**Exercise goal**. Tell me how many lines hold "Analysis", please, using only the number.

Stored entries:
........

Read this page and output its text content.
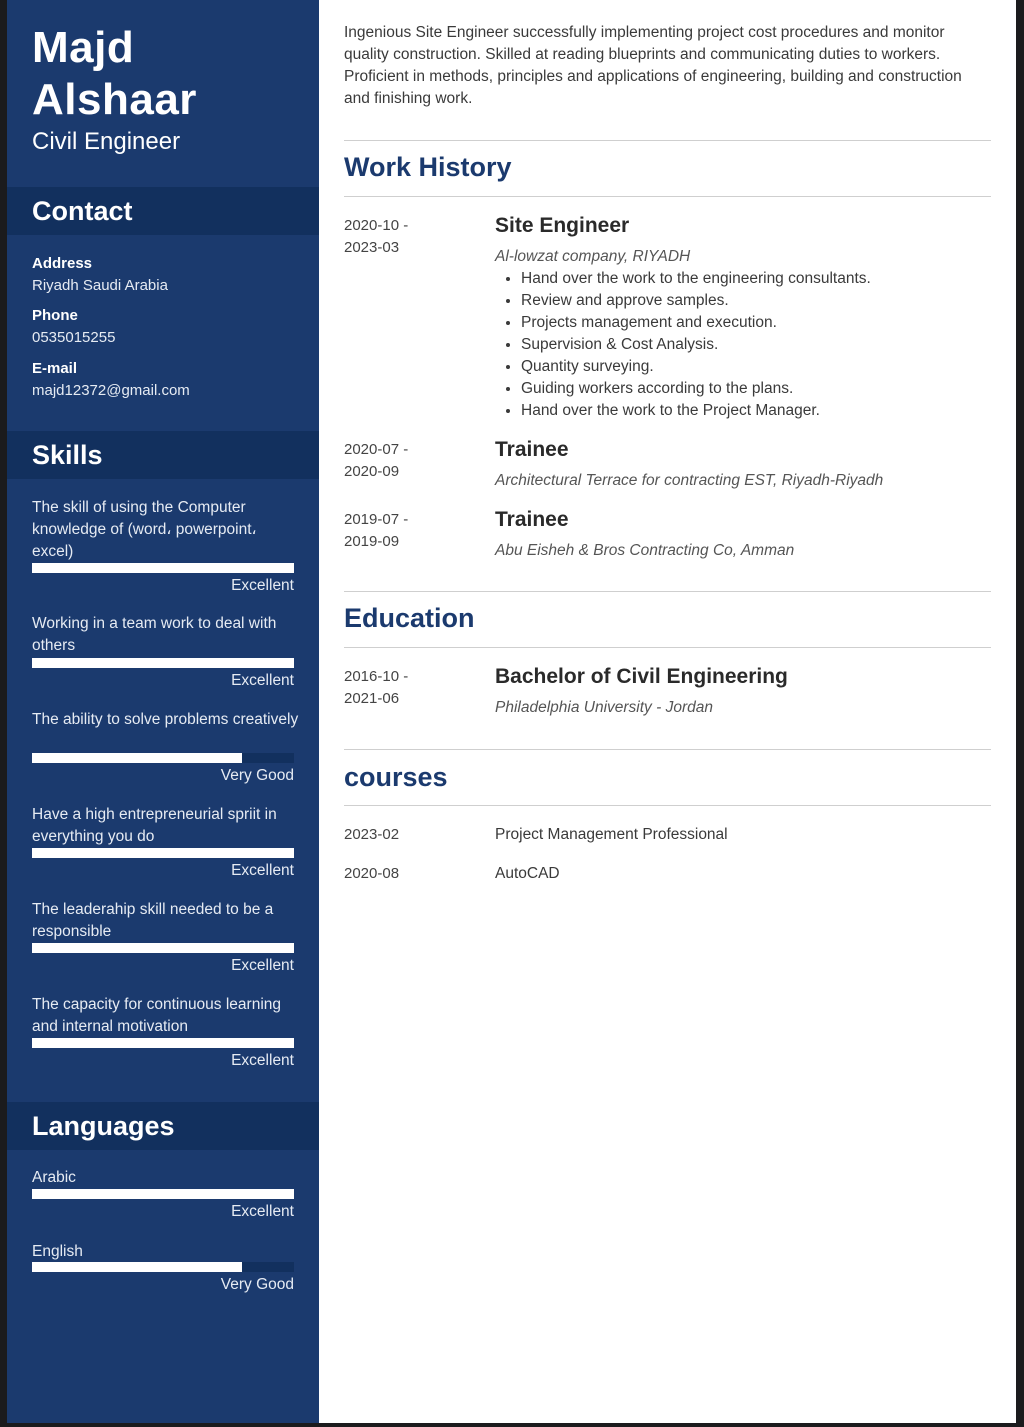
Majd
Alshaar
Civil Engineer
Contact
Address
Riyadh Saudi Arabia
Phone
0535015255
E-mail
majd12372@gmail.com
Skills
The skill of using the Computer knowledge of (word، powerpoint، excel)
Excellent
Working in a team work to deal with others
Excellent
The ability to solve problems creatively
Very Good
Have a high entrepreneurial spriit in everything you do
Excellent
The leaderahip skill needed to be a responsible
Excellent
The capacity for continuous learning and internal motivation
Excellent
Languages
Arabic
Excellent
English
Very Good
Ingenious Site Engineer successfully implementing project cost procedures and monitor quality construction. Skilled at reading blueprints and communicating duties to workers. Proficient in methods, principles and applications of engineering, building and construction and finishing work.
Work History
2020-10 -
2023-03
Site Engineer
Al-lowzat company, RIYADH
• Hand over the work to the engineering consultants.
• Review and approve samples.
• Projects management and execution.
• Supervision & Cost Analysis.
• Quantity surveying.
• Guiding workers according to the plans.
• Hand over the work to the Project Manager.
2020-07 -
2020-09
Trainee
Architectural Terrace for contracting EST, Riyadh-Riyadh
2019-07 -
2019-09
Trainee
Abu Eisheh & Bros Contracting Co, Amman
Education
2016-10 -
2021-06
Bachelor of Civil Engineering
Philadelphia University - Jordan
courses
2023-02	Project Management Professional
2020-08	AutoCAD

........

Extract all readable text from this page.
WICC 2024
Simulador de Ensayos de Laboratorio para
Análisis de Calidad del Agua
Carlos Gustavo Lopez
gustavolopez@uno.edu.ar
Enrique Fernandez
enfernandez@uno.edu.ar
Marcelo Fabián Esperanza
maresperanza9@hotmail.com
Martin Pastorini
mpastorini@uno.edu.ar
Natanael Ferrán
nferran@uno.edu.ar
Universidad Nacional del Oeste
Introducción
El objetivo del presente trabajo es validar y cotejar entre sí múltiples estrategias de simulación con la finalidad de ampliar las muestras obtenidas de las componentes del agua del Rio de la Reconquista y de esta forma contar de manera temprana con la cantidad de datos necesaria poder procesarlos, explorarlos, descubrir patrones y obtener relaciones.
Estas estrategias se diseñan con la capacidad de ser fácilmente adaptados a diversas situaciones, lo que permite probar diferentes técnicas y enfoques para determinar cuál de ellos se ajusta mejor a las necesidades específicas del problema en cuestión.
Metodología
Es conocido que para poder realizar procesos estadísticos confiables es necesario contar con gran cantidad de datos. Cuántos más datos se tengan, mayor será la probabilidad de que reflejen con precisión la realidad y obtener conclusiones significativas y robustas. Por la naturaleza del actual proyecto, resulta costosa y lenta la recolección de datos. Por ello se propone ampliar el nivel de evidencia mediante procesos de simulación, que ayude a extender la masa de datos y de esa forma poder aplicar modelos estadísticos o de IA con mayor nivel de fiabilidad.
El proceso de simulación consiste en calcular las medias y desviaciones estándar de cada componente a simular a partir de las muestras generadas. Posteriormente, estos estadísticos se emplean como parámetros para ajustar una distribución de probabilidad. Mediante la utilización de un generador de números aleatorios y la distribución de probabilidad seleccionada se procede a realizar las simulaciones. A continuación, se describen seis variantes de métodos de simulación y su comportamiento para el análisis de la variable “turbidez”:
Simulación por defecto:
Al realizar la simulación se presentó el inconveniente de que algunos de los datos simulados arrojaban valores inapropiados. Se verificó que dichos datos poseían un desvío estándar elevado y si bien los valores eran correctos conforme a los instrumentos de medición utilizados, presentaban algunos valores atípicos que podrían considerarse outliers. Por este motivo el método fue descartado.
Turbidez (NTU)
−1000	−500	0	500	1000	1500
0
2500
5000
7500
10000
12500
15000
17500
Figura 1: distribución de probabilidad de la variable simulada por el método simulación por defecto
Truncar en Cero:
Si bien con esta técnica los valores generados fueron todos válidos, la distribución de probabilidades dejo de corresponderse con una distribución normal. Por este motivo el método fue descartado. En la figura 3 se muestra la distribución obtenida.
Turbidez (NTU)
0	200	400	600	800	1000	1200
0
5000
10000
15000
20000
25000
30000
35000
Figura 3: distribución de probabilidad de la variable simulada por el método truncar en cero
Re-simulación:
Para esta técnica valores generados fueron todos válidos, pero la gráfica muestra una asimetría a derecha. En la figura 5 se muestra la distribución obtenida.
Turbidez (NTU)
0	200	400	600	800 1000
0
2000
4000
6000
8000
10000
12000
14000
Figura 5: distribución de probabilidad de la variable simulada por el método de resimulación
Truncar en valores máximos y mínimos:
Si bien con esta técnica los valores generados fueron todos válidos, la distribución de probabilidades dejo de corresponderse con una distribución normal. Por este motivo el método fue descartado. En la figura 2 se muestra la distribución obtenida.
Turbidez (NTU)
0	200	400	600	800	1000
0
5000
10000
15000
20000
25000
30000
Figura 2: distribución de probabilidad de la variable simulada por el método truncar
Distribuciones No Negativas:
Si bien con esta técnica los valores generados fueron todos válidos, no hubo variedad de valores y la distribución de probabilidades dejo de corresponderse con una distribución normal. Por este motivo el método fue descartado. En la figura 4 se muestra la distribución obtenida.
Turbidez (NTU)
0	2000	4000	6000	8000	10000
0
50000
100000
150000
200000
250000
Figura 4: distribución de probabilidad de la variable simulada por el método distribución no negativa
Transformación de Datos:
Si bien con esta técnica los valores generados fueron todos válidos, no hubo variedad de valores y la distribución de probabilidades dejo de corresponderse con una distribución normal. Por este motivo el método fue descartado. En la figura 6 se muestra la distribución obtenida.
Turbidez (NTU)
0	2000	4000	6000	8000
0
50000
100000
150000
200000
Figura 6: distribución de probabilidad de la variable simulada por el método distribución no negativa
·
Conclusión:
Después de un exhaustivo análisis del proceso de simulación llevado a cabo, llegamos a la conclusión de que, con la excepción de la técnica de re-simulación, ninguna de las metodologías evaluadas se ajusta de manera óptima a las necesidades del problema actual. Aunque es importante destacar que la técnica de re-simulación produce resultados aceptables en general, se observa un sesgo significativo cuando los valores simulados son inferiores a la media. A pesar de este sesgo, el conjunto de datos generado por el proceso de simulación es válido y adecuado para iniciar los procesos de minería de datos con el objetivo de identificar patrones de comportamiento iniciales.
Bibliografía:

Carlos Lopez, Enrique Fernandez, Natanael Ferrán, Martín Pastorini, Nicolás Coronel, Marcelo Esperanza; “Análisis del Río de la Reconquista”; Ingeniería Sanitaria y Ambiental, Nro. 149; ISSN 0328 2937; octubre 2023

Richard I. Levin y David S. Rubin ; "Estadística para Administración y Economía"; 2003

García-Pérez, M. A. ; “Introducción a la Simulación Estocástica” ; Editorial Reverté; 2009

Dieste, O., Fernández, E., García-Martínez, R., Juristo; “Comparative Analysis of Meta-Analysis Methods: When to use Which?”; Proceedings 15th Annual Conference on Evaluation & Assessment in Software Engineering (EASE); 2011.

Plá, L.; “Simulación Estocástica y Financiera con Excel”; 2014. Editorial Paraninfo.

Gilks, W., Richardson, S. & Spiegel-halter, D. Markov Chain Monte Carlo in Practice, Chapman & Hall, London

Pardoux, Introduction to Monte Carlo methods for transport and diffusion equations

........

**Answer in full**. 2